'''

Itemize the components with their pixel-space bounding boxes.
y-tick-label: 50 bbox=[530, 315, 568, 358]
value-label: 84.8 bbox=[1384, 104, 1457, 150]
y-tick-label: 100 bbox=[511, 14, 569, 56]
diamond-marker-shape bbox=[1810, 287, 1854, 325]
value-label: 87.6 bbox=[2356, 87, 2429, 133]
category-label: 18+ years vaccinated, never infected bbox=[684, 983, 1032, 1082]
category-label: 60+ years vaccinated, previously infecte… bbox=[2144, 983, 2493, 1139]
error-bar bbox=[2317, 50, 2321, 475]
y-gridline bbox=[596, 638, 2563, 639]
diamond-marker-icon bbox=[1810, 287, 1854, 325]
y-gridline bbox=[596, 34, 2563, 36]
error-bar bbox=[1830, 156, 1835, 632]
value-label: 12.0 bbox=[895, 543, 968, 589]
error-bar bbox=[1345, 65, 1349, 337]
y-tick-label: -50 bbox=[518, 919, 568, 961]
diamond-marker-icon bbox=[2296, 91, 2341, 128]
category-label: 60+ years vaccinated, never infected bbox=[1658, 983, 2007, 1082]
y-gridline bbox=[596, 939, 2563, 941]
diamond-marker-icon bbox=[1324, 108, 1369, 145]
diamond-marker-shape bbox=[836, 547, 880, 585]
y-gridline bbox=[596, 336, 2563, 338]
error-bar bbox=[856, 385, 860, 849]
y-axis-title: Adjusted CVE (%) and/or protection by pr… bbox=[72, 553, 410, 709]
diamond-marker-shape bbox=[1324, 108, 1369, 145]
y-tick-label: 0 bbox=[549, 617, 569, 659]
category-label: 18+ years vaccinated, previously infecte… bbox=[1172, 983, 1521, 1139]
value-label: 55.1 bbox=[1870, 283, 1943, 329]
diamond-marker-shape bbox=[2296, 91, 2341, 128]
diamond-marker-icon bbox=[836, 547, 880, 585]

'''

■ TASK DIRECTIONS
Pick out every line in the entries above that contains the word "previously", and copy each one. Case counts.

■ ANSWER TO THE TASK
category-label: 60+ years vaccinated, previously infecte… bbox=[2144, 983, 2493, 1139]
category-label: 18+ years vaccinated, previously infecte… bbox=[1172, 983, 1521, 1139]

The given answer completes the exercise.